WHAT IS BEING ASKED
Print the data that follows exactly.

SOURCE DATA
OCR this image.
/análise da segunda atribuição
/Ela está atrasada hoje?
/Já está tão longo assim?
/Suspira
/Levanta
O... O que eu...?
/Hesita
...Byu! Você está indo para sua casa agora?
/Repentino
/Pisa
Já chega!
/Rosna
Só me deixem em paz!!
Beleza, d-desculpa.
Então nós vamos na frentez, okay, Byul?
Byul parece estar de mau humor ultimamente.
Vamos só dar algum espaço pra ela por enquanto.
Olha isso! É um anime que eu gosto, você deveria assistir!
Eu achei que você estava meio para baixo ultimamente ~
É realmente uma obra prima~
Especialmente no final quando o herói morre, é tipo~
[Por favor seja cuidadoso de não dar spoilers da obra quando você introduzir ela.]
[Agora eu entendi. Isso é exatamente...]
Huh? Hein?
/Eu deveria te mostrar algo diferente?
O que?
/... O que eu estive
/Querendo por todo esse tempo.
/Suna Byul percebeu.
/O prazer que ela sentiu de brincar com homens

WORKED ANSWER
OCR this image.
/análise da segunda atribuição
/Ela está atrasada hoje?
/Já está tão longo assim?
/Suspira
/Levanta
O... O que eu...?
/Hesita
...Byu! Você está indo para sua casa agora?
/Repentino
/Pisa
Já chega!
/Rosna
Só me deixem em paz!!
Beleza, d-desculpa.
Então nós vamos na frentez, okay, Byul?
Byul parece estar de mau humor ultimamente.
Vamos só dar algum espaço pra ela por enquanto.
Olha isso! É um anime que eu gosto, você deveria assistir!
Eu achei que você estava meio para baixo ultimamente ~
É realmente uma obra prima~
Especialmente no final quando o herói morre, é tipo~
[Por favor seja cuidadoso de não dar spoilers da obra quando você introduzir ela.]
[Agora eu entendi. Isso é exatamente...]
Huh? Hein?
/Eu deveria te mostrar algo diferente?
O que?
/... O que eu estive
/Querendo por todo esse tempo.
/Suna Byul percebeu.
/O prazer que ela sentiu de brincar com homens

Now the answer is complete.